__Source data__:

§

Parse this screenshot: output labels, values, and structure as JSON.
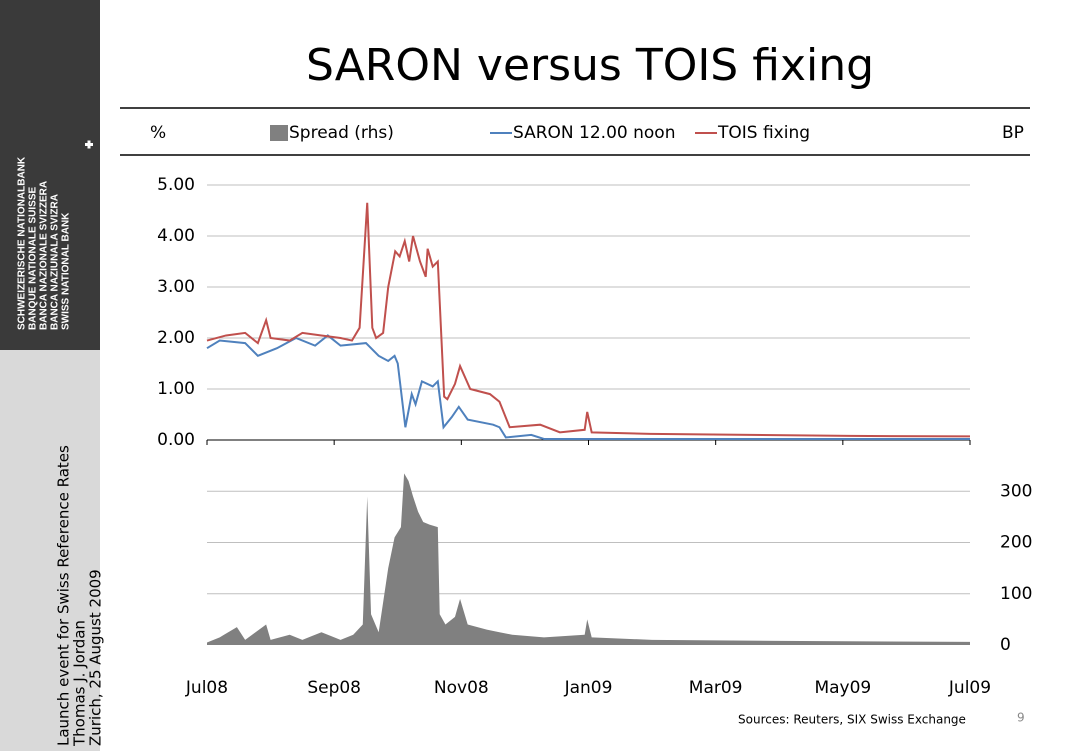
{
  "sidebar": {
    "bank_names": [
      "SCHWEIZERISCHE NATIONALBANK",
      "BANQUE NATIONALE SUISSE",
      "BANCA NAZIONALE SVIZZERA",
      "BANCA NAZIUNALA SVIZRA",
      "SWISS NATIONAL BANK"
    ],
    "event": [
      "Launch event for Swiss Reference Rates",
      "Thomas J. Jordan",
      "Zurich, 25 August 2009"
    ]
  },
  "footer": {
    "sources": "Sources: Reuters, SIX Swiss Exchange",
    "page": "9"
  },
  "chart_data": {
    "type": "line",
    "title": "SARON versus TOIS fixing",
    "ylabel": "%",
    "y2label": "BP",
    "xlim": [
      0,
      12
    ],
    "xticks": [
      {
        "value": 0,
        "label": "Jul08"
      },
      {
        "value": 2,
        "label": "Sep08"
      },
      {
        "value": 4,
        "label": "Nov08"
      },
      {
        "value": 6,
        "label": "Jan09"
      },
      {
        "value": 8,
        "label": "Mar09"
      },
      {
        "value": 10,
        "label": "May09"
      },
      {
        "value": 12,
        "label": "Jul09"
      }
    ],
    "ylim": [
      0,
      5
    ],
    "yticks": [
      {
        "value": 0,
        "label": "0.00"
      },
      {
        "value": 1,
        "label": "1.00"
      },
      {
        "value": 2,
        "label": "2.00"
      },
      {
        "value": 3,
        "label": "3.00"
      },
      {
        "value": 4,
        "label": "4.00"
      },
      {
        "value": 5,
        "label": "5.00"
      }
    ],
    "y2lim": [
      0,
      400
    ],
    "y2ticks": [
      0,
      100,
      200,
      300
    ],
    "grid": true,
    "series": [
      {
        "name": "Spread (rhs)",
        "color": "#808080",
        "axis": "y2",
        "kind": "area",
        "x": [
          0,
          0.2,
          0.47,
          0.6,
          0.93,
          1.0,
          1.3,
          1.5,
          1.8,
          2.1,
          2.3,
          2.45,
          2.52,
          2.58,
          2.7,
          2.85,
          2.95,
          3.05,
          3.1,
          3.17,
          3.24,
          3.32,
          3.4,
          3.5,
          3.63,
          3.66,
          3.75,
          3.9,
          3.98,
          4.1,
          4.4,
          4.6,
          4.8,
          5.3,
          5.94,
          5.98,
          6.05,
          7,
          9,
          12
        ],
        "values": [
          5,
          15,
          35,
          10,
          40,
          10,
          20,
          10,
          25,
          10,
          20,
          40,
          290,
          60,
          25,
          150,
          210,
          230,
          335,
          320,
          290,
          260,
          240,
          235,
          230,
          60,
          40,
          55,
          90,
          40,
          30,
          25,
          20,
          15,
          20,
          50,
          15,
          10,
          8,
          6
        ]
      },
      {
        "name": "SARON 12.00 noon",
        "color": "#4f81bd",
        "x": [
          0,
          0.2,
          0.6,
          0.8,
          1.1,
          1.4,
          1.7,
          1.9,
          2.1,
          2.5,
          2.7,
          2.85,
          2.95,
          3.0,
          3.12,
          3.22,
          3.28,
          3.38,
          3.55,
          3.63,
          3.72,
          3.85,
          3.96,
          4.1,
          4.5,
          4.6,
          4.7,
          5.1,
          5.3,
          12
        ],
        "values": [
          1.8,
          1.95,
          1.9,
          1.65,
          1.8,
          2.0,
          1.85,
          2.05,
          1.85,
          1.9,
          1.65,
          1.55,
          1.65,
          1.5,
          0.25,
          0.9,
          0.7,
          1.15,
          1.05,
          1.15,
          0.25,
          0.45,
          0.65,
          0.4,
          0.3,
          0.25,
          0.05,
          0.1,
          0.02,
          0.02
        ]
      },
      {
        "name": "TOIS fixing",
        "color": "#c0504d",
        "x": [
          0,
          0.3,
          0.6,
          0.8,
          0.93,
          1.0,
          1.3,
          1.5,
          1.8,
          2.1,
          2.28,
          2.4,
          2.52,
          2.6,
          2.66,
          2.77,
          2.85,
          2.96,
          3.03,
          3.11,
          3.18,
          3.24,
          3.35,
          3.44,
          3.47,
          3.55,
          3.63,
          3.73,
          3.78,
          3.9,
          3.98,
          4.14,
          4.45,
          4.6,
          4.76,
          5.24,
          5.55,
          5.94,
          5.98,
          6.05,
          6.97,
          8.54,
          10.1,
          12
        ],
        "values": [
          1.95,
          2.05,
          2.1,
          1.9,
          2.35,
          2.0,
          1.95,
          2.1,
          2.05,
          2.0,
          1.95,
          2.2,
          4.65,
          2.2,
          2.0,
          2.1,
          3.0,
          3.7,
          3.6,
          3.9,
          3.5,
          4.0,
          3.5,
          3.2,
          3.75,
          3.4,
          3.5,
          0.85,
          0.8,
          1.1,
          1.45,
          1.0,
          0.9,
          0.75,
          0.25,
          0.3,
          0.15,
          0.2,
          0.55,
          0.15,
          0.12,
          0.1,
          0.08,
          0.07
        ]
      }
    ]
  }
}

§

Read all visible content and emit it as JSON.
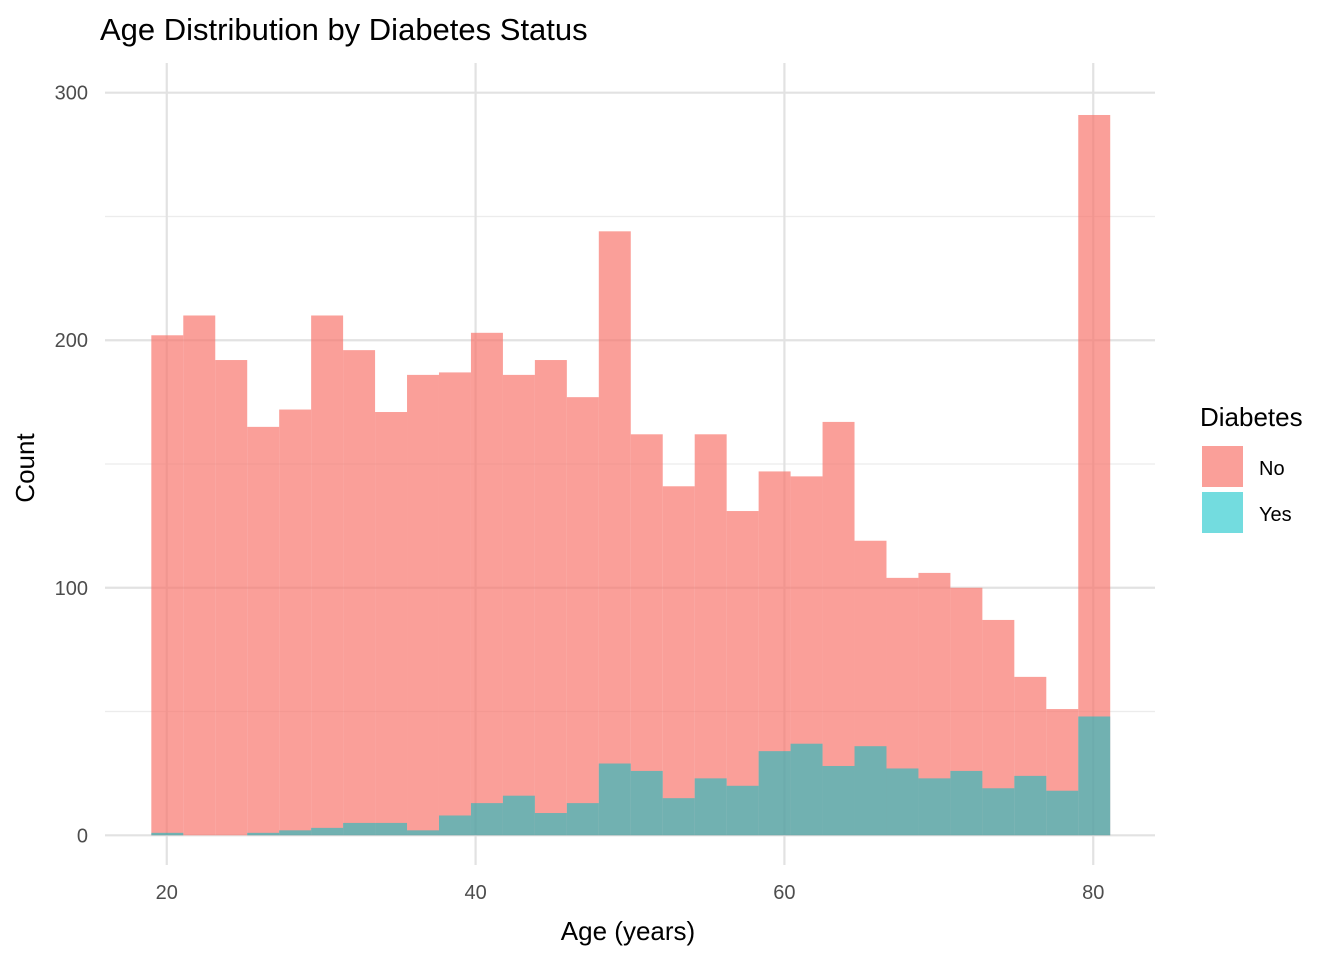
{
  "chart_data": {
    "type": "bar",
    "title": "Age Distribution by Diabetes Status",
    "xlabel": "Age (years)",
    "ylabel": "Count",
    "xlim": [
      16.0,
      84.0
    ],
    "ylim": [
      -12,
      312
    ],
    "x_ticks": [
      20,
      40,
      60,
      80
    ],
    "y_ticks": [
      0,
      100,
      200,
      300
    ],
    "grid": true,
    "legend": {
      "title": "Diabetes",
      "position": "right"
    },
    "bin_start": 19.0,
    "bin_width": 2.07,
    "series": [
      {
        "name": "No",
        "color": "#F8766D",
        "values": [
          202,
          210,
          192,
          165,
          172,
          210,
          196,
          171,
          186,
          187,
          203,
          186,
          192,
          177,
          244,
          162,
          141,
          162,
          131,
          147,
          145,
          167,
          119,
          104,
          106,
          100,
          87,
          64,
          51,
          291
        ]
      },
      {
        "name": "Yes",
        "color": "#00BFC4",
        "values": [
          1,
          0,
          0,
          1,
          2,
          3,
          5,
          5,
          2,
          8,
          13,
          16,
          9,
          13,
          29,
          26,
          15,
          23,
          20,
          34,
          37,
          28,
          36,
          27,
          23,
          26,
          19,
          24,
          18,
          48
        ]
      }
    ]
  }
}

§

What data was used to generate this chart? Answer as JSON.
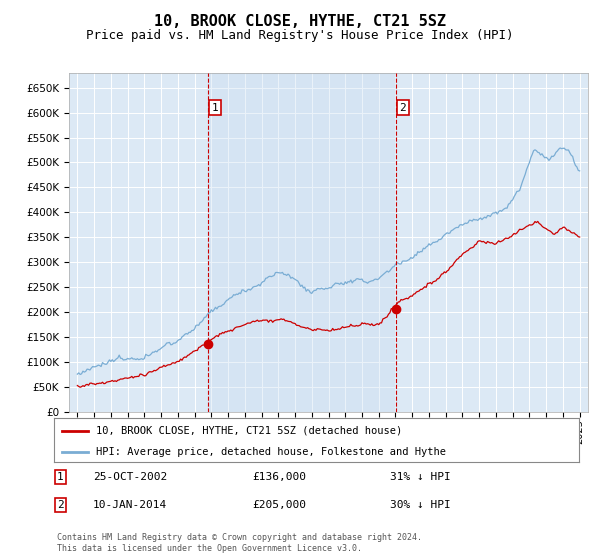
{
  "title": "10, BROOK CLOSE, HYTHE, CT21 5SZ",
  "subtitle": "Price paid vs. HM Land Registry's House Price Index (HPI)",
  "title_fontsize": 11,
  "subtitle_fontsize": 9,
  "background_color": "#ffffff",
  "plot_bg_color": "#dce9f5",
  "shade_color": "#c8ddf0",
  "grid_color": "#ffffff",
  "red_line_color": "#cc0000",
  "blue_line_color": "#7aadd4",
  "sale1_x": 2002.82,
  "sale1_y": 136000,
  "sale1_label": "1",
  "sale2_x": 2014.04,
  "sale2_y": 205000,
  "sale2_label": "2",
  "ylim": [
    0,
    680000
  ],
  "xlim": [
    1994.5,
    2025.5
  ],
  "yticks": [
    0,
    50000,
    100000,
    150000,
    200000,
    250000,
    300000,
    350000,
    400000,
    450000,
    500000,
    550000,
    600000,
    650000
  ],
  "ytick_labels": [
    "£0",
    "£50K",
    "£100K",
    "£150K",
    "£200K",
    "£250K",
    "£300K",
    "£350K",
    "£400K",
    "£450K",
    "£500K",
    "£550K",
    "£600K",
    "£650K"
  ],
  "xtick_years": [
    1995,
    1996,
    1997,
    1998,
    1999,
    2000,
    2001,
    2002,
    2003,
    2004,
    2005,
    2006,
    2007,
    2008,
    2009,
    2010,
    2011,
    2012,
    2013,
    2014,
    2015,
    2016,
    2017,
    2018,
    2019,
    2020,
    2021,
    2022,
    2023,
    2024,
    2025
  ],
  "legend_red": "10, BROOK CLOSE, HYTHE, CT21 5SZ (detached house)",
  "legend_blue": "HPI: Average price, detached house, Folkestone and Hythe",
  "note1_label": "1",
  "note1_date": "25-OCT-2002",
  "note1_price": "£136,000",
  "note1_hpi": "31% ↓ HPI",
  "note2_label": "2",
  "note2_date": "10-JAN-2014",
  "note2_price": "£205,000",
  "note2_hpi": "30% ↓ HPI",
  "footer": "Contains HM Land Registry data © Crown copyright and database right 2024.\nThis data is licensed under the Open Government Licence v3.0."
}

§

__Objective__: State the number of lines in the records that include "BANCA", and write nothing else.

__Answer to this problem__: 2